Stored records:
++++++++++

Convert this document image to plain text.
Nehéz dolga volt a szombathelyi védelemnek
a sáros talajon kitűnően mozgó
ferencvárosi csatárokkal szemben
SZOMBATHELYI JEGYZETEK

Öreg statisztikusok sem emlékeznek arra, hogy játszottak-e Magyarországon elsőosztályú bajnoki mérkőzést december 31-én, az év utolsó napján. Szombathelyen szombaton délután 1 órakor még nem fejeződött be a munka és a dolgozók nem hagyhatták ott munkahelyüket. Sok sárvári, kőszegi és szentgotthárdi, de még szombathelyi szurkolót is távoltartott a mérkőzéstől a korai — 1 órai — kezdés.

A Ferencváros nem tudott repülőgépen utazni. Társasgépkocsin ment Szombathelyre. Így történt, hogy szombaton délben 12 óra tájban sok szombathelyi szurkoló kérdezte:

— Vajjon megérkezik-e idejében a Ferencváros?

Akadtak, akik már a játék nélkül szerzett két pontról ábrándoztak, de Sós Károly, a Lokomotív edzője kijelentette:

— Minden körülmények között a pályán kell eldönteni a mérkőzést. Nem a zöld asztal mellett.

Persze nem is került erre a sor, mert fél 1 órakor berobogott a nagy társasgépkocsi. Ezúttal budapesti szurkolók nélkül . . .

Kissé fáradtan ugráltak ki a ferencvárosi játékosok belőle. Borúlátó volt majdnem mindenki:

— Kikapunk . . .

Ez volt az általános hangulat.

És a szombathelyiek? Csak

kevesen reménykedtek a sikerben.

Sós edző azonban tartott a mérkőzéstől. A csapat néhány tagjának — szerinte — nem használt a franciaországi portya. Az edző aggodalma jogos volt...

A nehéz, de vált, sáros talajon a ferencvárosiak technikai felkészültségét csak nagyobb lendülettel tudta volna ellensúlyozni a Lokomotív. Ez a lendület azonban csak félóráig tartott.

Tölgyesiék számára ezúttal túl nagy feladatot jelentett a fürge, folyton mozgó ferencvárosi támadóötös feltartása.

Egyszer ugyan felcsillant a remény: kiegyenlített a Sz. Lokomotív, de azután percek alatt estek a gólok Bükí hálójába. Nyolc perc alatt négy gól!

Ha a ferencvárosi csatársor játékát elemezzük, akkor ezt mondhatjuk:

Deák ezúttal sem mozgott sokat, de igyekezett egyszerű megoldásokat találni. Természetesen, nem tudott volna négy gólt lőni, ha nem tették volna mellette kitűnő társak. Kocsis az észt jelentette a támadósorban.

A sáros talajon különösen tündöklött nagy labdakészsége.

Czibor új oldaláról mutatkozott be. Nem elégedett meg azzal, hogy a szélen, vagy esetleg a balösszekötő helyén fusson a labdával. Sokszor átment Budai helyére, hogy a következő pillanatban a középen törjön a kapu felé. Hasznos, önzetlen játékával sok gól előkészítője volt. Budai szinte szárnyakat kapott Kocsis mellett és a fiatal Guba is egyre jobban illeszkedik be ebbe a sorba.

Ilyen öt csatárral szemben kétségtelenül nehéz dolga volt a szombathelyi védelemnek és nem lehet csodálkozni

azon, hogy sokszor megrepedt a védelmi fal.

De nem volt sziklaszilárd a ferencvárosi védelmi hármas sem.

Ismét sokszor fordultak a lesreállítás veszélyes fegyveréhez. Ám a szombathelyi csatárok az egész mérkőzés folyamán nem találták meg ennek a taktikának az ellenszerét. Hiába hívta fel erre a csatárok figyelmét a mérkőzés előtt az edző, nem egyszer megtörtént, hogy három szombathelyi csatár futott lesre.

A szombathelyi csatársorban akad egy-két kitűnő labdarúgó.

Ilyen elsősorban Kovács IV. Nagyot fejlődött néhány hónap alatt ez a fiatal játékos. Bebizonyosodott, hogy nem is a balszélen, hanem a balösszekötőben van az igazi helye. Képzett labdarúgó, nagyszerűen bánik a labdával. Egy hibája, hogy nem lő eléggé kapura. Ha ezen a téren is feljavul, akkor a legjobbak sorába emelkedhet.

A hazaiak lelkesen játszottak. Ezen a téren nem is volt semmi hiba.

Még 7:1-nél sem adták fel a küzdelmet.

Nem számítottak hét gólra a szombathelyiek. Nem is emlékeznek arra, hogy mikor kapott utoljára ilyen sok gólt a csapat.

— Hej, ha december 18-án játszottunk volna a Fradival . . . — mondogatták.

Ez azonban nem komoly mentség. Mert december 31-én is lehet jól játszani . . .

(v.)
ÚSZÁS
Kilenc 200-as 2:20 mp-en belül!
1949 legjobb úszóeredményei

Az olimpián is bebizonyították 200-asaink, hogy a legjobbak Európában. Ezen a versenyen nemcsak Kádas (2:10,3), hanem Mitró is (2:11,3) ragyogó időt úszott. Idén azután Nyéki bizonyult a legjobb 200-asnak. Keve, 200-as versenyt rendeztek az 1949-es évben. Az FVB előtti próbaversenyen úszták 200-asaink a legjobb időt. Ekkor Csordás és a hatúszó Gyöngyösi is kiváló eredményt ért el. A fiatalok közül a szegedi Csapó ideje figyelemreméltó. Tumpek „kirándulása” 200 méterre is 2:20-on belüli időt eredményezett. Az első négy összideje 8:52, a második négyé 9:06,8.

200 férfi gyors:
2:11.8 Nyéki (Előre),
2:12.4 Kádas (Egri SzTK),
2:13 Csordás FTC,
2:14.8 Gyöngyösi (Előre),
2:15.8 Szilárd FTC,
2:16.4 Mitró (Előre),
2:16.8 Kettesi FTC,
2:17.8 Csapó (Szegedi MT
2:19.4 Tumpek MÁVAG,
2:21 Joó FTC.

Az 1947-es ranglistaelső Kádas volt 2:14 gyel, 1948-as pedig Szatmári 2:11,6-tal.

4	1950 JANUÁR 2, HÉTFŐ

++++++++++

| DIRECTION |
Please give back all of the records exactly as written.

| SOLVED PROBLEM |
Convert this document image to plain text.
Nehéz dolga volt a szombathelyi védelemnek
a sáros talajon kitűnően mozgó
ferencvárosi csatárokkal szemben
SZOMBATHELYI JEGYZETEK

Öreg statisztikusok sem emlékeznek arra, hogy játszottak-e Magyarországon elsőosztályú bajnoki mérkőzést december 31-én, az év utolsó napján. Szombathelyen szombaton délután 1 órakor még nem fejeződött be a munka és a dolgozók nem hagyhatták ott munkahelyüket. Sok sárvári, kőszegi és szentgotthárdi, de még szombathelyi szurkolót is távoltartott a mérkőzéstől a korai — 1 órai — kezdés.

A Ferencváros nem tudott repülőgépen utazni. Társasgépkocsin ment Szombathelyre. Így történt, hogy szombaton délben 12 óra tájban sok szombathelyi szurkoló kérdezte:

— Vajjon megérkezik-e idejében a Ferencváros?

Akadtak, akik már a játék nélkül szerzett két pontról ábrándoztak, de Sós Károly, a Lokomotív edzője kijelentette:

— Minden körülmények között a pályán kell eldönteni a mérkőzést. Nem a zöld asztal mellett.

Persze nem is került erre a sor, mert fél 1 órakor berobogott a nagy társasgépkocsi. Ezúttal budapesti szurkolók nélkül . . .

Kissé fáradtan ugráltak ki a ferencvárosi játékosok belőle. Borúlátó volt majdnem mindenki:

— Kikapunk . . .

Ez volt az általános hangulat.

És a szombathelyiek? Csak

kevesen reménykedtek a sikerben.

Sós edző azonban tartott a mérkőzéstől. A csapat néhány tagjának — szerinte — nem használt a franciaországi portya. Az edző aggodalma jogos volt...

A nehéz, de vált, sáros talajon a ferencvárosiak technikai felkészültségét csak nagyobb lendülettel tudta volna ellensúlyozni a Lokomotív. Ez a lendület azonban csak félóráig tartott.

Tölgyesiék számára ezúttal túl nagy feladatot jelentett a fürge, folyton mozgó ferencvárosi támadóötös feltartása.

Egyszer ugyan felcsillant a remény: kiegyenlített a Sz. Lokomotív, de azután percek alatt estek a gólok Bükí hálójába. Nyolc perc alatt négy gól!

Ha a ferencvárosi csatársor játékát elemezzük, akkor ezt mondhatjuk:

Deák ezúttal sem mozgott sokat, de igyekezett egyszerű megoldásokat találni. Természetesen, nem tudott volna négy gólt lőni, ha nem tették volna mellette kitűnő társak. Kocsis az észt jelentette a támadósorban.

A sáros talajon különösen tündöklött nagy labdakészsége.

Czibor új oldaláról mutatkozott be. Nem elégedett meg azzal, hogy a szélen, vagy esetleg a balösszekötő helyén fusson a labdával. Sokszor átment Budai helyére, hogy a következő pillanatban a középen törjön a kapu felé. Hasznos, önzetlen játékával sok gól előkészítője volt. Budai szinte szárnyakat kapott Kocsis mellett és a fiatal Guba is egyre jobban illeszkedik be ebbe a sorba.

Ilyen öt csatárral szemben kétségtelenül nehéz dolga volt a szombathelyi védelemnek és nem lehet csodálkozni

azon, hogy sokszor megrepedt a védelmi fal.

De nem volt sziklaszilárd a ferencvárosi védelmi hármas sem.

Ismét sokszor fordultak a lesreállítás veszélyes fegyveréhez. Ám a szombathelyi csatárok az egész mérkőzés folyamán nem találták meg ennek a taktikának az ellenszerét. Hiába hívta fel erre a csatárok figyelmét a mérkőzés előtt az edző, nem egyszer megtörtént, hogy három szombathelyi csatár futott lesre.

A szombathelyi csatársorban akad egy-két kitűnő labdarúgó.

Ilyen elsősorban Kovács IV. Nagyot fejlődött néhány hónap alatt ez a fiatal játékos. Bebizonyosodott, hogy nem is a balszélen, hanem a balösszekötőben van az igazi helye. Képzett labdarúgó, nagyszerűen bánik a labdával. Egy hibája, hogy nem lő eléggé kapura. Ha ezen a téren is feljavul, akkor a legjobbak sorába emelkedhet.

A hazaiak lelkesen játszottak. Ezen a téren nem is volt semmi hiba.

Még 7:1-nél sem adták fel a küzdelmet.

Nem számítottak hét gólra a szombathelyiek. Nem is emlékeznek arra, hogy mikor kapott utoljára ilyen sok gólt a csapat.

— Hej, ha december 18-án játszottunk volna a Fradival . . . — mondogatták.

Ez azonban nem komoly mentség. Mert december 31-én is lehet jól játszani . . .

(v.)
ÚSZÁS
Kilenc 200-as 2:20 mp-en belül!
1949 legjobb úszóeredményei

Az olimpián is bebizonyították 200-asaink, hogy a legjobbak Európában. Ezen a versenyen nemcsak Kádas (2:10,3), hanem Mitró is (2:11,3) ragyogó időt úszott. Idén azután Nyéki bizonyult a legjobb 200-asnak. Keve, 200-as versenyt rendeztek az 1949-es évben. Az FVB előtti próbaversenyen úszták 200-asaink a legjobb időt. Ekkor Csordás és a hatúszó Gyöngyösi is kiváló eredményt ért el. A fiatalok közül a szegedi Csapó ideje figyelemreméltó. Tumpek „kirándulása” 200 méterre is 2:20-on belüli időt eredményezett. Az első négy összideje 8:52, a második négyé 9:06,8.

200 férfi gyors:
2:11.8 Nyéki (Előre),
2:12.4 Kádas (Egri SzTK),
2:13 Csordás FTC,
2:14.8 Gyöngyösi (Előre),
2:15.8 Szilárd FTC,
2:16.4 Mitró (Előre),
2:16.8 Kettesi FTC,
2:17.8 Csapó (Szegedi MT
2:19.4 Tumpek MÁVAG,
2:21 Joó FTC.

Az 1947-es ranglistaelső Kádas volt 2:14 gyel, 1948-as pedig Szatmári 2:11,6-tal.

4	1950 JANUÁR 2, HÉTFŐ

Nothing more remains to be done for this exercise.